▶ _PROMPT_
Restate the full set of records exactly, word for word.

▶ _Collection entries_
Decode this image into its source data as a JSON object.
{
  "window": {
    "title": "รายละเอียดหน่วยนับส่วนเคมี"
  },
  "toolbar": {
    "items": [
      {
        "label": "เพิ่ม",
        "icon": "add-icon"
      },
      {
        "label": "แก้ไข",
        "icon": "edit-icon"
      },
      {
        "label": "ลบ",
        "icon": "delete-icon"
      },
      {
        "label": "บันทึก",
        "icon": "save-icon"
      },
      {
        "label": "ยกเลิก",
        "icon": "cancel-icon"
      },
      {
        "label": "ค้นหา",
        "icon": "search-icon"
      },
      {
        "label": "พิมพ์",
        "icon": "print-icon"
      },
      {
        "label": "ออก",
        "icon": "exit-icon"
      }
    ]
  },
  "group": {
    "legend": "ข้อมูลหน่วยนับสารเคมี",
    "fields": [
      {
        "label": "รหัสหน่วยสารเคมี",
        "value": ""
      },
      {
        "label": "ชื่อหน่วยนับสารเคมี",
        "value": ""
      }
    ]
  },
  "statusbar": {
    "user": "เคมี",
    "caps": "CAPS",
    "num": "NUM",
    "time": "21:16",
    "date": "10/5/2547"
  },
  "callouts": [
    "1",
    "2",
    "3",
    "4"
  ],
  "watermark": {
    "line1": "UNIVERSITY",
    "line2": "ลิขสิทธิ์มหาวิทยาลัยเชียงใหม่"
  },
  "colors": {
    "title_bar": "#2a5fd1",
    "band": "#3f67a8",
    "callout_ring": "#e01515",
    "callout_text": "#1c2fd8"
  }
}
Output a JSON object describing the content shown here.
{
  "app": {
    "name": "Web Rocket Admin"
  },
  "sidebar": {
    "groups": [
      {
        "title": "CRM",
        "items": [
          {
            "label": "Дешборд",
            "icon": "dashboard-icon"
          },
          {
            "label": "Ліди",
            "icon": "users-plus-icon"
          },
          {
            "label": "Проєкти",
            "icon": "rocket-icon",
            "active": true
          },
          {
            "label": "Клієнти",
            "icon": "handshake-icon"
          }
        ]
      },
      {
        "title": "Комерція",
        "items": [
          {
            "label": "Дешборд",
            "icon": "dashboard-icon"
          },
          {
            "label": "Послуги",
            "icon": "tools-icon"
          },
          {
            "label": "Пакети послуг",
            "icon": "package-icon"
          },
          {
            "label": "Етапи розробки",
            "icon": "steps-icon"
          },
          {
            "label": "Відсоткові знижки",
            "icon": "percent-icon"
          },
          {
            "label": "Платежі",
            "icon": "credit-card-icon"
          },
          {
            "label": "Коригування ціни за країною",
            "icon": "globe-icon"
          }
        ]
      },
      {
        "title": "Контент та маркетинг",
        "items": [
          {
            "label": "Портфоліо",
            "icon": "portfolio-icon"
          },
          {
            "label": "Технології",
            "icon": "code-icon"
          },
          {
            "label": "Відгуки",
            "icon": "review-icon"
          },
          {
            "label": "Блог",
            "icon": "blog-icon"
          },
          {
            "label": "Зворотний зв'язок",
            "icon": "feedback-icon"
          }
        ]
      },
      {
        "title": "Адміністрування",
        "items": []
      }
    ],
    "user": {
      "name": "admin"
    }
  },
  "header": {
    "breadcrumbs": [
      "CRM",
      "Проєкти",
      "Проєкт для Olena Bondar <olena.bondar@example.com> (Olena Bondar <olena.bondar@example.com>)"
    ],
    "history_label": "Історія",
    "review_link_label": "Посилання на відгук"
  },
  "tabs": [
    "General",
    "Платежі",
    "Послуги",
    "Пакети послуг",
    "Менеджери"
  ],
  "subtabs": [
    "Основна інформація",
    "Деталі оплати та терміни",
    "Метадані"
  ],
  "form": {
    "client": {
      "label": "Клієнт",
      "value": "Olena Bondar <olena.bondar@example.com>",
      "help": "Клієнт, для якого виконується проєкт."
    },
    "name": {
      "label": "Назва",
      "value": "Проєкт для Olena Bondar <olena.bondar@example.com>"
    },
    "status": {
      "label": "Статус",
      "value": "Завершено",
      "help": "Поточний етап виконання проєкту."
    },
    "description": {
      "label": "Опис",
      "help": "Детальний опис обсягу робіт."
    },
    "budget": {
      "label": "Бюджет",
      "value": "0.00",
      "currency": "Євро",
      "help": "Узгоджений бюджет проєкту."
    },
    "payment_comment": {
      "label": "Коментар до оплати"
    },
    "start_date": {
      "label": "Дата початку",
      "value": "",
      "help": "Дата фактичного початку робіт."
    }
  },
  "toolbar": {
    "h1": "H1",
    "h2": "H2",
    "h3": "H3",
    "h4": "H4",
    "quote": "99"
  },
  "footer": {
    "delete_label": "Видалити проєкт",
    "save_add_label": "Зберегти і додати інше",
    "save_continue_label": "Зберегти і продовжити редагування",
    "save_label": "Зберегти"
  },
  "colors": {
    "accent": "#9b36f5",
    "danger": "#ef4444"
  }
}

▶ _FULL ANSWER_
Decode this image into its source data as a JSON object.
{
  "window": {
    "title": "รายละเอียดหน่วยนับส่วนเคมี"
  },
  "toolbar": {
    "items": [
      {
        "label": "เพิ่ม",
        "icon": "add-icon"
      },
      {
        "label": "แก้ไข",
        "icon": "edit-icon"
      },
      {
        "label": "ลบ",
        "icon": "delete-icon"
      },
      {
        "label": "บันทึก",
        "icon": "save-icon"
      },
      {
        "label": "ยกเลิก",
        "icon": "cancel-icon"
      },
      {
        "label": "ค้นหา",
        "icon": "search-icon"
      },
      {
        "label": "พิมพ์",
        "icon": "print-icon"
      },
      {
        "label": "ออก",
        "icon": "exit-icon"
      }
    ]
  },
  "group": {
    "legend": "ข้อมูลหน่วยนับสารเคมี",
    "fields": [
      {
        "label": "รหัสหน่วยสารเคมี",
        "value": ""
      },
      {
        "label": "ชื่อหน่วยนับสารเคมี",
        "value": ""
      }
    ]
  },
  "statusbar": {
    "user": "เคมี",
    "caps": "CAPS",
    "num": "NUM",
    "time": "21:16",
    "date": "10/5/2547"
  },
  "callouts": [
    "1",
    "2",
    "3",
    "4"
  ],
  "watermark": {
    "line1": "UNIVERSITY",
    "line2": "ลิขสิทธิ์มหาวิทยาลัยเชียงใหม่"
  },
  "colors": {
    "title_bar": "#2a5fd1",
    "band": "#3f67a8",
    "callout_ring": "#e01515",
    "callout_text": "#1c2fd8"
  }
}
Output a JSON object describing the content shown here.
{
  "app": {
    "name": "Web Rocket Admin"
  },
  "sidebar": {
    "groups": [
      {
        "title": "CRM",
        "items": [
          {
            "label": "Дешборд",
            "icon": "dashboard-icon"
          },
          {
            "label": "Ліди",
            "icon": "users-plus-icon"
          },
          {
            "label": "Проєкти",
            "icon": "rocket-icon",
            "active": true
          },
          {
            "label": "Клієнти",
            "icon": "handshake-icon"
          }
        ]
      },
      {
        "title": "Комерція",
        "items": [
          {
            "label": "Дешборд",
            "icon": "dashboard-icon"
          },
          {
            "label": "Послуги",
            "icon": "tools-icon"
          },
          {
            "label": "Пакети послуг",
            "icon": "package-icon"
          },
          {
            "label": "Етапи розробки",
            "icon": "steps-icon"
          },
          {
            "label": "Відсоткові знижки",
            "icon": "percent-icon"
          },
          {
            "label": "Платежі",
            "icon": "credit-card-icon"
          },
          {
            "label": "Коригування ціни за країною",
            "icon": "globe-icon"
          }
        ]
      },
      {
        "title": "Контент та маркетинг",
        "items": [
          {
            "label": "Портфоліо",
            "icon": "portfolio-icon"
          },
          {
            "label": "Технології",
            "icon": "code-icon"
          },
          {
            "label": "Відгуки",
            "icon": "review-icon"
          },
          {
            "label": "Блог",
            "icon": "blog-icon"
          },
          {
            "label": "Зворотний зв'язок",
            "icon": "feedback-icon"
          }
        ]
      },
      {
        "title": "Адміністрування",
        "items": []
      }
    ],
    "user": {
      "name": "admin"
    }
  },
  "header": {
    "breadcrumbs": [
      "CRM",
      "Проєкти",
      "Проєкт для Olena Bondar <olena.bondar@example.com> (Olena Bondar <olena.bondar@example.com>)"
    ],
    "history_label": "Історія",
    "review_link_label": "Посилання на відгук"
  },
  "tabs": [
    "General",
    "Платежі",
    "Послуги",
    "Пакети послуг",
    "Менеджери"
  ],
  "subtabs": [
    "Основна інформація",
    "Деталі оплати та терміни",
    "Метадані"
  ],
  "form": {
    "client": {
      "label": "Клієнт",
      "value": "Olena Bondar <olena.bondar@example.com>",
      "help": "Клієнт, для якого виконується проєкт."
    },
    "name": {
      "label": "Назва",
      "value": "Проєкт для Olena Bondar <olena.bondar@example.com>"
    },
    "status": {
      "label": "Статус",
      "value": "Завершено",
      "help": "Поточний етап виконання проєкту."
    },
    "description": {
      "label": "Опис",
      "help": "Детальний опис обсягу робіт."
    },
    "budget": {
      "label": "Бюджет",
      "value": "0.00",
      "currency": "Євро",
      "help": "Узгоджений бюджет проєкту."
    },
    "payment_comment": {
      "label": "Коментар до оплати"
    },
    "start_date": {
      "label": "Дата початку",
      "value": "",
      "help": "Дата фактичного початку робіт."
    }
  },
  "toolbar": {
    "h1": "H1",
    "h2": "H2",
    "h3": "H3",
    "h4": "H4",
    "quote": "99"
  },
  "footer": {
    "delete_label": "Видалити проєкт",
    "save_add_label": "Зберегти і додати інше",
    "save_continue_label": "Зберегти і продовжити редагування",
    "save_label": "Зберегти"
  },
  "colors": {
    "accent": "#9b36f5",
    "danger": "#ef4444"
  }
}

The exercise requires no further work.